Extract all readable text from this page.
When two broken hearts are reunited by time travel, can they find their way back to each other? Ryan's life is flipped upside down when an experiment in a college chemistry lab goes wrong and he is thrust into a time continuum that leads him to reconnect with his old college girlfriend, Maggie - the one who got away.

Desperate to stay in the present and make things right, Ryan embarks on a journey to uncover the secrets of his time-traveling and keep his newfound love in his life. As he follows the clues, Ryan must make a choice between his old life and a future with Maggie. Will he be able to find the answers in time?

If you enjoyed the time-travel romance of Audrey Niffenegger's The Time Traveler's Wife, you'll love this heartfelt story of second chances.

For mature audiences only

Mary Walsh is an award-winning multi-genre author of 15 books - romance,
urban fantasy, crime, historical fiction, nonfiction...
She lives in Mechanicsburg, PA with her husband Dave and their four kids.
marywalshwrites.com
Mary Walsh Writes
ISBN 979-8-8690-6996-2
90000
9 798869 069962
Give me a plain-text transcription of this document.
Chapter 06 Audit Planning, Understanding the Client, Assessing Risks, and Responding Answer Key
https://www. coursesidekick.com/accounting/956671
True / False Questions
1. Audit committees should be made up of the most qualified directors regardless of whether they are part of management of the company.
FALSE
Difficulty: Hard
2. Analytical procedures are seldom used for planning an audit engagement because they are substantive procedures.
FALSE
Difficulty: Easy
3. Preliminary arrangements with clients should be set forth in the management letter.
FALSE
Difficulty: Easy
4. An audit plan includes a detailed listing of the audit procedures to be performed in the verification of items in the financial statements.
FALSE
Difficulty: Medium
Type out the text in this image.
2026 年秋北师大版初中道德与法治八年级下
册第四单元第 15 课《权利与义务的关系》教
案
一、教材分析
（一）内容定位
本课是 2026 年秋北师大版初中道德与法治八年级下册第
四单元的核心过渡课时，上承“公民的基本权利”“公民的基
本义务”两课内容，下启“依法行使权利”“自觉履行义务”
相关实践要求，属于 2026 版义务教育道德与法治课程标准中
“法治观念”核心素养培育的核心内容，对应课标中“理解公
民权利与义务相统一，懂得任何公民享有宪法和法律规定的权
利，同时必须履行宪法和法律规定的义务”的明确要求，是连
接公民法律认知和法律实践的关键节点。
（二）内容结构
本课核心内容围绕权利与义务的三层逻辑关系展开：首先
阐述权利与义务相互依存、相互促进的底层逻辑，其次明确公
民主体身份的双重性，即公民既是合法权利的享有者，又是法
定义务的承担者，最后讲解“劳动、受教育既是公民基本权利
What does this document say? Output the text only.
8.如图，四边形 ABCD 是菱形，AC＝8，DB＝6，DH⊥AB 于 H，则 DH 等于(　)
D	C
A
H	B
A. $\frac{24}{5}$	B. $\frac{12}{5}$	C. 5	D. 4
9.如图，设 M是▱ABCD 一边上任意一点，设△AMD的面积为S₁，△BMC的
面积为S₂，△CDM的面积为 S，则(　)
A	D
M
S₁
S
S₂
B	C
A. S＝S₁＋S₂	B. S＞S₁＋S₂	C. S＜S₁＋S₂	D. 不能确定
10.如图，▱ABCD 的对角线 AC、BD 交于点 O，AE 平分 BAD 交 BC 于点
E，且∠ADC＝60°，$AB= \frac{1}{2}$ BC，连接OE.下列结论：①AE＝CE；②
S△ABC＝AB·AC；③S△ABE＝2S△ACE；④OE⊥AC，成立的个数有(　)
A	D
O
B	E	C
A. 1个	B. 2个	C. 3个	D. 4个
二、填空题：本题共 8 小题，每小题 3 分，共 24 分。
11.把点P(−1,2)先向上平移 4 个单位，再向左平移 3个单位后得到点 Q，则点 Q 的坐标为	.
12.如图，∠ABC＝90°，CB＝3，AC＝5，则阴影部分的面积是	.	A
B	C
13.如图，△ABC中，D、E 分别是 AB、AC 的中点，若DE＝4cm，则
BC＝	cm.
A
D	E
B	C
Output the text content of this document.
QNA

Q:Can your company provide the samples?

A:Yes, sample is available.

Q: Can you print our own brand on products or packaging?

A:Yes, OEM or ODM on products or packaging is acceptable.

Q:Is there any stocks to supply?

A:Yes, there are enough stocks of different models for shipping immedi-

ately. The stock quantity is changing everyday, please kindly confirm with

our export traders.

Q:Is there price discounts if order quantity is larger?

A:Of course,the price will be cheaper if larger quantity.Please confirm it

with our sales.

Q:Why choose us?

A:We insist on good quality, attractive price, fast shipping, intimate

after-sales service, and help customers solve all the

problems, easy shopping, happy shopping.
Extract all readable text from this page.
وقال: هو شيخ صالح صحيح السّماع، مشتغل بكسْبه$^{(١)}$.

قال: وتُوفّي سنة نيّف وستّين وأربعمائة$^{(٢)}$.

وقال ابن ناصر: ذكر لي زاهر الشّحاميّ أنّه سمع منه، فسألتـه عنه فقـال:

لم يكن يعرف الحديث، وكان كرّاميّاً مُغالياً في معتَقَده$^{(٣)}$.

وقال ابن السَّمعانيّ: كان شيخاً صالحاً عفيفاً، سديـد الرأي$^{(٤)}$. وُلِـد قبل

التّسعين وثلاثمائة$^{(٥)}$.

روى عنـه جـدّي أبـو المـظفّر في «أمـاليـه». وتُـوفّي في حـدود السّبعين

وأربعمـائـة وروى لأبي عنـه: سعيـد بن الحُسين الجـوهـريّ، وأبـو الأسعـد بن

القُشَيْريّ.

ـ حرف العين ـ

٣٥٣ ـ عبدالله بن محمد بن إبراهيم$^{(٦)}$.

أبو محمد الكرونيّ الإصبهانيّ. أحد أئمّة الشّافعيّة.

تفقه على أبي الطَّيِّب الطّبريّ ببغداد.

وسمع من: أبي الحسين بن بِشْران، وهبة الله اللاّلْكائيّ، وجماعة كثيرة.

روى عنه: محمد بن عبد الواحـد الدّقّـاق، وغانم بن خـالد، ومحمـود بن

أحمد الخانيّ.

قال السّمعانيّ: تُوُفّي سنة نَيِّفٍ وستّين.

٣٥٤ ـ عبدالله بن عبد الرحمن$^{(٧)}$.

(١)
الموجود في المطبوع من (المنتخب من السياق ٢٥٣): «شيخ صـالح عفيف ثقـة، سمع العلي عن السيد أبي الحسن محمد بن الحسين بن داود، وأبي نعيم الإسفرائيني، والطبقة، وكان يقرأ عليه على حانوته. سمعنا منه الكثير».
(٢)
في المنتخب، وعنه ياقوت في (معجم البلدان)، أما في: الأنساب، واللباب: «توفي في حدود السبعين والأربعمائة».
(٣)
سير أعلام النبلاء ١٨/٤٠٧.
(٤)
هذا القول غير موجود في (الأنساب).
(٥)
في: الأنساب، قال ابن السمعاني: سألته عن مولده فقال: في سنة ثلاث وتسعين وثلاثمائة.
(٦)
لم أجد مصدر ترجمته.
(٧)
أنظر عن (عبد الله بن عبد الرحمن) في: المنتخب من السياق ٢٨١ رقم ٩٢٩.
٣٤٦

------------------------------------------------------------

Working from the material above, retype it in its entirety without change.

Extract all readable text from this page.
When two broken hearts are reunited by time travel, can they find their way back to each other? Ryan's life is flipped upside down when an experiment in a college chemistry lab goes wrong and he is thrust into a time continuum that leads him to reconnect with his old college girlfriend, Maggie - the one who got away.

Desperate to stay in the present and make things right, Ryan embarks on a journey to uncover the secrets of his time-traveling and keep his newfound love in his life. As he follows the clues, Ryan must make a choice between his old life and a future with Maggie. Will he be able to find the answers in time?

If you enjoyed the time-travel romance of Audrey Niffenegger's The Time Traveler's Wife, you'll love this heartfelt story of second chances.

For mature audiences only

Mary Walsh is an award-winning multi-genre author of 15 books - romance,
urban fantasy, crime, historical fiction, nonfiction...
She lives in Mechanicsburg, PA with her husband Dave and their four kids.
marywalshwrites.com
Mary Walsh Writes
ISBN 979-8-8690-6996-2
90000
9 798869 069962
Give me a plain-text transcription of this document.
Chapter 06 Audit Planning, Understanding the Client, Assessing Risks, and Responding Answer Key
https://www. coursesidekick.com/accounting/956671
True / False Questions
1. Audit committees should be made up of the most qualified directors regardless of whether they are part of management of the company.
FALSE
Difficulty: Hard
2. Analytical procedures are seldom used for planning an audit engagement because they are substantive procedures.
FALSE
Difficulty: Easy
3. Preliminary arrangements with clients should be set forth in the management letter.
FALSE
Difficulty: Easy
4. An audit plan includes a detailed listing of the audit procedures to be performed in the verification of items in the financial statements.
FALSE
Difficulty: Medium
Type out the text in this image.
2026 年秋北师大版初中道德与法治八年级下
册第四单元第 15 课《权利与义务的关系》教
案
一、教材分析
（一）内容定位
本课是 2026 年秋北师大版初中道德与法治八年级下册第
四单元的核心过渡课时，上承“公民的基本权利”“公民的基
本义务”两课内容，下启“依法行使权利”“自觉履行义务”
相关实践要求，属于 2026 版义务教育道德与法治课程标准中
“法治观念”核心素养培育的核心内容，对应课标中“理解公
民权利与义务相统一，懂得任何公民享有宪法和法律规定的权
利，同时必须履行宪法和法律规定的义务”的明确要求，是连
接公民法律认知和法律实践的关键节点。
（二）内容结构
本课核心内容围绕权利与义务的三层逻辑关系展开：首先
阐述权利与义务相互依存、相互促进的底层逻辑，其次明确公
民主体身份的双重性，即公民既是合法权利的享有者，又是法
定义务的承担者，最后讲解“劳动、受教育既是公民基本权利
What does this document say? Output the text only.
8.如图，四边形 ABCD 是菱形，AC＝8，DB＝6，DH⊥AB 于 H，则 DH 等于(　)
D	C
A
H	B
A. $\frac{24}{5}$	B. $\frac{12}{5}$	C. 5	D. 4
9.如图，设 M是▱ABCD 一边上任意一点，设△AMD的面积为S₁，△BMC的
面积为S₂，△CDM的面积为 S，则(　)
A	D
M
S₁
S
S₂
B	C
A. S＝S₁＋S₂	B. S＞S₁＋S₂	C. S＜S₁＋S₂	D. 不能确定
10.如图，▱ABCD 的对角线 AC、BD 交于点 O，AE 平分 BAD 交 BC 于点
E，且∠ADC＝60°，$AB= \frac{1}{2}$ BC，连接OE.下列结论：①AE＝CE；②
S△ABC＝AB·AC；③S△ABE＝2S△ACE；④OE⊥AC，成立的个数有(　)
A	D
O
B	E	C
A. 1个	B. 2个	C. 3个	D. 4个
二、填空题：本题共 8 小题，每小题 3 分，共 24 分。
11.把点P(−1,2)先向上平移 4 个单位，再向左平移 3个单位后得到点 Q，则点 Q 的坐标为	.
12.如图，∠ABC＝90°，CB＝3，AC＝5，则阴影部分的面积是	.	A
B	C
13.如图，△ABC中，D、E 分别是 AB、AC 的中点，若DE＝4cm，则
BC＝	cm.
A
D	E
B	C
Output the text content of this document.
QNA

Q:Can your company provide the samples?

A:Yes, sample is available.

Q: Can you print our own brand on products or packaging?

A:Yes, OEM or ODM on products or packaging is acceptable.

Q:Is there any stocks to supply?

A:Yes, there are enough stocks of different models for shipping immedi-

ately. The stock quantity is changing everyday, please kindly confirm with

our export traders.

Q:Is there price discounts if order quantity is larger?

A:Of course,the price will be cheaper if larger quantity.Please confirm it

with our sales.

Q:Why choose us?

A:We insist on good quality, attractive price, fast shipping, intimate

after-sales service, and help customers solve all the

problems, easy shopping, happy shopping.
Extract all readable text from this page.
وقال: هو شيخ صالح صحيح السّماع، مشتغل بكسْبه$^{(١)}$.

قال: وتُوفّي سنة نيّف وستّين وأربعمائة$^{(٢)}$.

وقال ابن ناصر: ذكر لي زاهر الشّحاميّ أنّه سمع منه، فسألتـه عنه فقـال:

لم يكن يعرف الحديث، وكان كرّاميّاً مُغالياً في معتَقَده$^{(٣)}$.

وقال ابن السَّمعانيّ: كان شيخاً صالحاً عفيفاً، سديـد الرأي$^{(٤)}$. وُلِـد قبل

التّسعين وثلاثمائة$^{(٥)}$.

روى عنـه جـدّي أبـو المـظفّر في «أمـاليـه». وتُـوفّي في حـدود السّبعين

وأربعمـائـة وروى لأبي عنـه: سعيـد بن الحُسين الجـوهـريّ، وأبـو الأسعـد بن

القُشَيْريّ.

ـ حرف العين ـ

٣٥٣ ـ عبدالله بن محمد بن إبراهيم$^{(٦)}$.

أبو محمد الكرونيّ الإصبهانيّ. أحد أئمّة الشّافعيّة.

تفقه على أبي الطَّيِّب الطّبريّ ببغداد.

وسمع من: أبي الحسين بن بِشْران، وهبة الله اللاّلْكائيّ، وجماعة كثيرة.

روى عنه: محمد بن عبد الواحـد الدّقّـاق، وغانم بن خـالد، ومحمـود بن

أحمد الخانيّ.

قال السّمعانيّ: تُوُفّي سنة نَيِّفٍ وستّين.

٣٥٤ ـ عبدالله بن عبد الرحمن$^{(٧)}$.

(١)
الموجود في المطبوع من (المنتخب من السياق ٢٥٣): «شيخ صـالح عفيف ثقـة، سمع العلي عن السيد أبي الحسن محمد بن الحسين بن داود، وأبي نعيم الإسفرائيني، والطبقة، وكان يقرأ عليه على حانوته. سمعنا منه الكثير».
(٢)
في المنتخب، وعنه ياقوت في (معجم البلدان)، أما في: الأنساب، واللباب: «توفي في حدود السبعين والأربعمائة».
(٣)
سير أعلام النبلاء ١٨/٤٠٧.
(٤)
هذا القول غير موجود في (الأنساب).
(٥)
في: الأنساب، قال ابن السمعاني: سألته عن مولده فقال: في سنة ثلاث وتسعين وثلاثمائة.
(٦)
لم أجد مصدر ترجمته.
(٧)
أنظر عن (عبد الله بن عبد الرحمن) في: المنتخب من السياق ٢٨١ رقم ٩٢٩.
٣٤٦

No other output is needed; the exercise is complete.